#### What you need to do:
Sort through the data and copy the lines holding the word "өңдеу".

=== Dataset ===

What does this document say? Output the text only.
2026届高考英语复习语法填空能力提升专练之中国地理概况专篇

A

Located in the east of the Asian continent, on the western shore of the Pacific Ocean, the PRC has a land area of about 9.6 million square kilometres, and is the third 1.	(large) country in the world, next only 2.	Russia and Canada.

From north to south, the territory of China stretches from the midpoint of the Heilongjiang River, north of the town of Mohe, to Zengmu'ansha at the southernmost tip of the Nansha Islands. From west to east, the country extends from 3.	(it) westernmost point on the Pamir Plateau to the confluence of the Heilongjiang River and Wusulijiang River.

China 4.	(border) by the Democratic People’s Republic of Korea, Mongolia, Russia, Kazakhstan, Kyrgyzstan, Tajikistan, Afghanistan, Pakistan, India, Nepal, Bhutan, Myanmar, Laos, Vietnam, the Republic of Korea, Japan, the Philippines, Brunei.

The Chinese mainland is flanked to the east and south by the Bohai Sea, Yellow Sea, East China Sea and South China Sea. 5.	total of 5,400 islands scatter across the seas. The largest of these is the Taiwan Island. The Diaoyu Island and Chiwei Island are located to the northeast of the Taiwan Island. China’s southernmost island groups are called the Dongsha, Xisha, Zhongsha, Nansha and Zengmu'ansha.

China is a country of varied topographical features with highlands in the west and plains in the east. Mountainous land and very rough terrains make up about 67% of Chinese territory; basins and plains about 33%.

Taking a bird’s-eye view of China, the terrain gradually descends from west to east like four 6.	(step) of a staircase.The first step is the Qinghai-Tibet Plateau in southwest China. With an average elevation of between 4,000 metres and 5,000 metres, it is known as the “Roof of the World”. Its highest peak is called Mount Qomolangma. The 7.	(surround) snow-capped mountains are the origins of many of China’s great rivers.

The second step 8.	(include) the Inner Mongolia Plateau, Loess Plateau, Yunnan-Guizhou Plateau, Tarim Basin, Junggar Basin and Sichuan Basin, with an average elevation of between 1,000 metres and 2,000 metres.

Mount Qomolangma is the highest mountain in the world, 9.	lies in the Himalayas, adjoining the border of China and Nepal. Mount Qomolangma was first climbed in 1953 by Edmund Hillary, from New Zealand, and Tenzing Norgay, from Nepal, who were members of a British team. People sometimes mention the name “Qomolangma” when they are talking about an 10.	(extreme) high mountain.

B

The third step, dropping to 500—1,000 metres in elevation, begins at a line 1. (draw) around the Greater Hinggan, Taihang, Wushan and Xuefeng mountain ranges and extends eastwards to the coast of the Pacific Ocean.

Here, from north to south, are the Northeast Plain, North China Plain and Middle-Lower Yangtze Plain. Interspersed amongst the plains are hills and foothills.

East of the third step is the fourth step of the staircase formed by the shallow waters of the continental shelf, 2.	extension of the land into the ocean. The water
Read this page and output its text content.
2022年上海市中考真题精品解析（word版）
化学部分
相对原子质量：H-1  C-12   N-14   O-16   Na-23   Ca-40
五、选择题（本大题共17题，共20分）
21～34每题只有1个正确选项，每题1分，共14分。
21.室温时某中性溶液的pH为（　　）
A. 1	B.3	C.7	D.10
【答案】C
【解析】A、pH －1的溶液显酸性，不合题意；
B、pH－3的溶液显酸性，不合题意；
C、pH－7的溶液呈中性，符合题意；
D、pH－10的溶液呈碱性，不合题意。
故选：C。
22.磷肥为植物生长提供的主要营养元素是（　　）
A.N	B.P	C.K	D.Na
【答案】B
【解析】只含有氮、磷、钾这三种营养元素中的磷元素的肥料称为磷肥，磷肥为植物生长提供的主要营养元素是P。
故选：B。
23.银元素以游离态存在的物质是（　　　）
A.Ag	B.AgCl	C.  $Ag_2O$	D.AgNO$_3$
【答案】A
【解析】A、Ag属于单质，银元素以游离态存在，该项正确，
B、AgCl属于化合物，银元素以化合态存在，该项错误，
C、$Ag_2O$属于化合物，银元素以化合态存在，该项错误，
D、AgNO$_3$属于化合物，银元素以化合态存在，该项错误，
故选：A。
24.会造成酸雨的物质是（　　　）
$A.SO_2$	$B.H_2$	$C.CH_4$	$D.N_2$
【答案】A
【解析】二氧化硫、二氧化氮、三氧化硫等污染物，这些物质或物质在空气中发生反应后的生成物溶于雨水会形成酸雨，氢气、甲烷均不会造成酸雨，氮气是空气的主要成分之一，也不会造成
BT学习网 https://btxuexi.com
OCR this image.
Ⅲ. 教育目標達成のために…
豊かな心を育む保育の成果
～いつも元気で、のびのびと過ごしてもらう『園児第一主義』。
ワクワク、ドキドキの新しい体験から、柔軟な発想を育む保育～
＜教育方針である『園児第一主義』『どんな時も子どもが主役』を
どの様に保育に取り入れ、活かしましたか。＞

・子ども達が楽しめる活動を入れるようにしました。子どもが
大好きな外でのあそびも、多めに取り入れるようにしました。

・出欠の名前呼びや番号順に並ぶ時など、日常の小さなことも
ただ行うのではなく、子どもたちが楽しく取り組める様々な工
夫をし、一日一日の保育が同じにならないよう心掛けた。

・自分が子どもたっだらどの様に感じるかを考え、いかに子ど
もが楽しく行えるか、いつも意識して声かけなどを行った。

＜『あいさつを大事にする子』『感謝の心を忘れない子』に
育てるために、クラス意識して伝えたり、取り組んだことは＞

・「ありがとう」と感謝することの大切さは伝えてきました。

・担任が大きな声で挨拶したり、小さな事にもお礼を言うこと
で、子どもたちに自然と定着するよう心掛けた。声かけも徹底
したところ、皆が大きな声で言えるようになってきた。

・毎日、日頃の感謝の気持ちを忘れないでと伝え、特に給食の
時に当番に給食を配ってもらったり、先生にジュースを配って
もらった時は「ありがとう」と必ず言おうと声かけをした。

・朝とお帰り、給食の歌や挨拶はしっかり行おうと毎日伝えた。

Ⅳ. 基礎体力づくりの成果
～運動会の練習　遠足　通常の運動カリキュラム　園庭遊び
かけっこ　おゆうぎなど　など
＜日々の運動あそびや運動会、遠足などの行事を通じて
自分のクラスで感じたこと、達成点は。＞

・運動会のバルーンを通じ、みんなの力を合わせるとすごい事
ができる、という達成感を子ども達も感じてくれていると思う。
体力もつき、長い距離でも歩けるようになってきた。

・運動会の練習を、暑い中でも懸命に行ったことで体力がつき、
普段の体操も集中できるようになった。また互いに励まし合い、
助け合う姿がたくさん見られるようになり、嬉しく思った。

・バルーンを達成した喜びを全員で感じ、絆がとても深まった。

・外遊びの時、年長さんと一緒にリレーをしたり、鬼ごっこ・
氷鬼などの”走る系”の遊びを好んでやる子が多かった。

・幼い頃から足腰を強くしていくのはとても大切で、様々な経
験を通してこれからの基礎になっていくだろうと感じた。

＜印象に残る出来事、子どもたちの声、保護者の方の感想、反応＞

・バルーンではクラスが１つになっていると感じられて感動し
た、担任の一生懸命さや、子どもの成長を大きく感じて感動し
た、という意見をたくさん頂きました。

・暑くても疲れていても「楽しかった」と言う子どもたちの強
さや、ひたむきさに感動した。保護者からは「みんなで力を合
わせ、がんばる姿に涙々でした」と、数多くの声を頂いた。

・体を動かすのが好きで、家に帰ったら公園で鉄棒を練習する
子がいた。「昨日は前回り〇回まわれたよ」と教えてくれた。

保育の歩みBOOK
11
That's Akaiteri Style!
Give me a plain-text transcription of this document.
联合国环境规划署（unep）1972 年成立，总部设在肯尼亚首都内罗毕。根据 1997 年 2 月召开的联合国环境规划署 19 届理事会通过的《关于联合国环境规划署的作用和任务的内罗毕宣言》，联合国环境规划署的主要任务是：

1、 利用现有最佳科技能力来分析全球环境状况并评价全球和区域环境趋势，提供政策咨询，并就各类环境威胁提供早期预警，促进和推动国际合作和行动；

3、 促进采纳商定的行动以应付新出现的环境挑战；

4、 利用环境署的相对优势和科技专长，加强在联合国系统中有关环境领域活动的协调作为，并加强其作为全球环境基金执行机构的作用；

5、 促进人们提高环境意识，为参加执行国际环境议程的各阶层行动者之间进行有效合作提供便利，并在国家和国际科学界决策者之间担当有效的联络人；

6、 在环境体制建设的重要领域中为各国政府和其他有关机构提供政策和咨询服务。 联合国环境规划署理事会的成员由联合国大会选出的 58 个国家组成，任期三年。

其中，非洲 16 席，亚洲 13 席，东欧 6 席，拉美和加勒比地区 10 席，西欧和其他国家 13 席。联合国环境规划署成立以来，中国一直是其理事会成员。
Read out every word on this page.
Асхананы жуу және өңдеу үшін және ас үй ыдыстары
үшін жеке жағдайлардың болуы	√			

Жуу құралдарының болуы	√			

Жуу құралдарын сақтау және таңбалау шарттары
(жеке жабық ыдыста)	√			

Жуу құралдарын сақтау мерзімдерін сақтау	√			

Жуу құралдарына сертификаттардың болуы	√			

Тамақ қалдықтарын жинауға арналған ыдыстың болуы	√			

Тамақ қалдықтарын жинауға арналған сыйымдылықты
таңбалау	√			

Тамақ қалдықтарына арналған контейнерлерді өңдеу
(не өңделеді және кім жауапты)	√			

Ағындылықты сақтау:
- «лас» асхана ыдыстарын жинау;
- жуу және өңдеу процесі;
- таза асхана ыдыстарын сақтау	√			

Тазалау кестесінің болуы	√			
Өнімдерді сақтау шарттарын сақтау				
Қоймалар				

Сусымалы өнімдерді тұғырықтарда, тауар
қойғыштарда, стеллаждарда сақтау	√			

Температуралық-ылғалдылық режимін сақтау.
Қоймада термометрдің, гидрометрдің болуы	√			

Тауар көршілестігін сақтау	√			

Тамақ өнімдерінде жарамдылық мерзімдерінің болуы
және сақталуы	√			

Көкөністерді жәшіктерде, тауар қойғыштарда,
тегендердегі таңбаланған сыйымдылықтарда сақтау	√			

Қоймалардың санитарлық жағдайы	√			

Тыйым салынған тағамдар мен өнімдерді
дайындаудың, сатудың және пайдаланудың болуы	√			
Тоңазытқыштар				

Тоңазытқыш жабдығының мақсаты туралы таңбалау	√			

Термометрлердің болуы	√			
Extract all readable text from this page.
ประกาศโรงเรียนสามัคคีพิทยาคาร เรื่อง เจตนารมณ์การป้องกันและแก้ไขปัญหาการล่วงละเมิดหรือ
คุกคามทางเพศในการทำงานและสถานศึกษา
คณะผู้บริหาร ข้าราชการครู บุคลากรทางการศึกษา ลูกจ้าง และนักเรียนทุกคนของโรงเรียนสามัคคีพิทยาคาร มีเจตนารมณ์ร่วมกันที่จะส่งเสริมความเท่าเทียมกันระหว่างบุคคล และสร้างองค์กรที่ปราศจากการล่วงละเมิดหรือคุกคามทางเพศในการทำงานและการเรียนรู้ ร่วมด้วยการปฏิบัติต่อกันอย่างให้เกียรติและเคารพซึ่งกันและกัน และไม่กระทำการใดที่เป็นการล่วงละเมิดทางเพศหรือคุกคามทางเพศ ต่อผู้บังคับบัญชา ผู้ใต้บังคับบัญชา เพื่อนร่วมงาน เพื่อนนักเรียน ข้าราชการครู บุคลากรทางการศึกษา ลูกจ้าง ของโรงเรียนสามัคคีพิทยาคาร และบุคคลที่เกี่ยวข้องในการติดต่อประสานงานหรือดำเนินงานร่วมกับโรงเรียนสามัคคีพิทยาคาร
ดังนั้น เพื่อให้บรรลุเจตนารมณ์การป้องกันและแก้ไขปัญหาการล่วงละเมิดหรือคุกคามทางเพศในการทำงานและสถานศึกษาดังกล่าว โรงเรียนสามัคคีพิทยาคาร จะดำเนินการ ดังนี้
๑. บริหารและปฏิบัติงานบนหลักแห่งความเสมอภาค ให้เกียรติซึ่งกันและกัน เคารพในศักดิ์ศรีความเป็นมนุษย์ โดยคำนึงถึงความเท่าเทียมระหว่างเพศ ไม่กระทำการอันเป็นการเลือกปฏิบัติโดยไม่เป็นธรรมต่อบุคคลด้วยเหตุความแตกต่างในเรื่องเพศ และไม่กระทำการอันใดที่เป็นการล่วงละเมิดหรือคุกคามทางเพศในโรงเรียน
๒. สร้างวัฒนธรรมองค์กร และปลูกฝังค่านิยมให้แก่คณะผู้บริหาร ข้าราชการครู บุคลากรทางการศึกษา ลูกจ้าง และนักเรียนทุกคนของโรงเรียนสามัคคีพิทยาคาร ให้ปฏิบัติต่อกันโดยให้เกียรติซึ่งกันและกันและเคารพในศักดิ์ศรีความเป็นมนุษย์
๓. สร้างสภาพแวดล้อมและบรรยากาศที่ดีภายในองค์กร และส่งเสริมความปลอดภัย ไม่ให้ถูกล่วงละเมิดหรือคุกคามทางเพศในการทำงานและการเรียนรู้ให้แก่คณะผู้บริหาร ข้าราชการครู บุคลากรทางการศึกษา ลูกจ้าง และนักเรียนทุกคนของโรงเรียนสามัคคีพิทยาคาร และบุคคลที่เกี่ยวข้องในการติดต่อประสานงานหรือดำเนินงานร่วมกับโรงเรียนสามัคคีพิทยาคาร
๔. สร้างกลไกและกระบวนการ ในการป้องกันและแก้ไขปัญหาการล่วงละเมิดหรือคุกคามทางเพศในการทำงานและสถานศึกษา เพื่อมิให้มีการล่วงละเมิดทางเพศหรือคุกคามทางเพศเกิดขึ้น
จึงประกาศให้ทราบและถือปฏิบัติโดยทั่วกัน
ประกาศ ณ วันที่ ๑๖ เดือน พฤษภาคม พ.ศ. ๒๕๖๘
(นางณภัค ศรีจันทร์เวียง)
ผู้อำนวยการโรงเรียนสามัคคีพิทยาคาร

===

#### Right answer:
Асхананы жуу және өңдеу үшін және ас үй ыдыстары
Тамақ қалдықтарына арналған контейнерлерді өңдеу
- жуу және өңдеу процесі;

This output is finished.